* DATASET *
================

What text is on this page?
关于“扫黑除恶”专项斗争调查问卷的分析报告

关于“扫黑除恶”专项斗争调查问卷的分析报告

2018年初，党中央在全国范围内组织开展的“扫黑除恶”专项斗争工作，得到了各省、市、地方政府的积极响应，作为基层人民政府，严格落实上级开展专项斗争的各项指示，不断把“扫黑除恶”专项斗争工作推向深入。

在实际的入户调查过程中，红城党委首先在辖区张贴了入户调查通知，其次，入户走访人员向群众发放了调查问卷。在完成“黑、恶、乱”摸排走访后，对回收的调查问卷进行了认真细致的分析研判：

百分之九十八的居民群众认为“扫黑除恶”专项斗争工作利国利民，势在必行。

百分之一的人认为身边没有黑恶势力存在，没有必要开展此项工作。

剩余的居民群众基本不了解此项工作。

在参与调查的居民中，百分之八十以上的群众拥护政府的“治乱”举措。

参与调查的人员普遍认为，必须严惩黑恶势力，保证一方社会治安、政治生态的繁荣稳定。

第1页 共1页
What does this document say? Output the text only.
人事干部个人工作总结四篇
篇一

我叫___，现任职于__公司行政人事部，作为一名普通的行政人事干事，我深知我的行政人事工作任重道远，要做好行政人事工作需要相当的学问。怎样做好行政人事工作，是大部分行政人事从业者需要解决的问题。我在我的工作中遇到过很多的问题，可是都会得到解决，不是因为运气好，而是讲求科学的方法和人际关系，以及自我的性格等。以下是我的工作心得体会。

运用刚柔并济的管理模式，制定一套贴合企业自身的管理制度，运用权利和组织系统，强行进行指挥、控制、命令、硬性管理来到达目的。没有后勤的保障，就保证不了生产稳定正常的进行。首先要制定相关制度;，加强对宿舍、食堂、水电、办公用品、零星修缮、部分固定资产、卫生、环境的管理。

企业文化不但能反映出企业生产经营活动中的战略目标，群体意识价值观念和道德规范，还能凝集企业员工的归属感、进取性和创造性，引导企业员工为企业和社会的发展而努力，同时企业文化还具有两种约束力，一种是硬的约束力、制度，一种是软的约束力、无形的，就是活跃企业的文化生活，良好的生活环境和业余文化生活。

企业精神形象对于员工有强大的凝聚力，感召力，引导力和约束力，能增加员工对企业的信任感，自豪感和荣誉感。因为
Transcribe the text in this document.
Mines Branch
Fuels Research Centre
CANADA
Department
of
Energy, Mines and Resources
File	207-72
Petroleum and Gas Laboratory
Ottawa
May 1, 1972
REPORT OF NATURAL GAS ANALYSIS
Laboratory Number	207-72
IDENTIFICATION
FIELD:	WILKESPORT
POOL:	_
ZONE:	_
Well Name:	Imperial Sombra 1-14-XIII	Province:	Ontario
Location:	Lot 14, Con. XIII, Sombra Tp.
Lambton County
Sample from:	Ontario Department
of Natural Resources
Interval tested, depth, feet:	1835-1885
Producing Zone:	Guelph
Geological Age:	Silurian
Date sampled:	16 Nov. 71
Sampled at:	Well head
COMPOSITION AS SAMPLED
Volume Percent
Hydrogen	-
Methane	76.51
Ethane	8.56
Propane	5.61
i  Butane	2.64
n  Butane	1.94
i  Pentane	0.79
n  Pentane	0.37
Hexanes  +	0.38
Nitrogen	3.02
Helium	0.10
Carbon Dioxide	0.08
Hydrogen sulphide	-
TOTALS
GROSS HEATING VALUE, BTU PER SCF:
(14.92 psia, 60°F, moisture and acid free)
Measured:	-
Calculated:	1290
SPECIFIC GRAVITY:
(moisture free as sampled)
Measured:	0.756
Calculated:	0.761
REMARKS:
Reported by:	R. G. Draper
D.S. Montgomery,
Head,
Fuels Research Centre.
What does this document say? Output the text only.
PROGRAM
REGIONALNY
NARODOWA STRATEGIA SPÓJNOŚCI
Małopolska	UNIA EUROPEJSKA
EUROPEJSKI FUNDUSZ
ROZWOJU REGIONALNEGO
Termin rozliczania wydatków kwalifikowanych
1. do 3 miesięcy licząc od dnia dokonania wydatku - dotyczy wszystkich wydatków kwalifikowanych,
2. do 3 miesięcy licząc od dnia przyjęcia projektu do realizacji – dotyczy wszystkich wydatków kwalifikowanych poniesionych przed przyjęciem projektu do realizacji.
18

================

* WRITTEN EXERCISE *
Copy all lines from the entries that contain the word "Centre".

* RESPONSE TO THE TASK *
Fuels Research Centre
Fuels Research Centre.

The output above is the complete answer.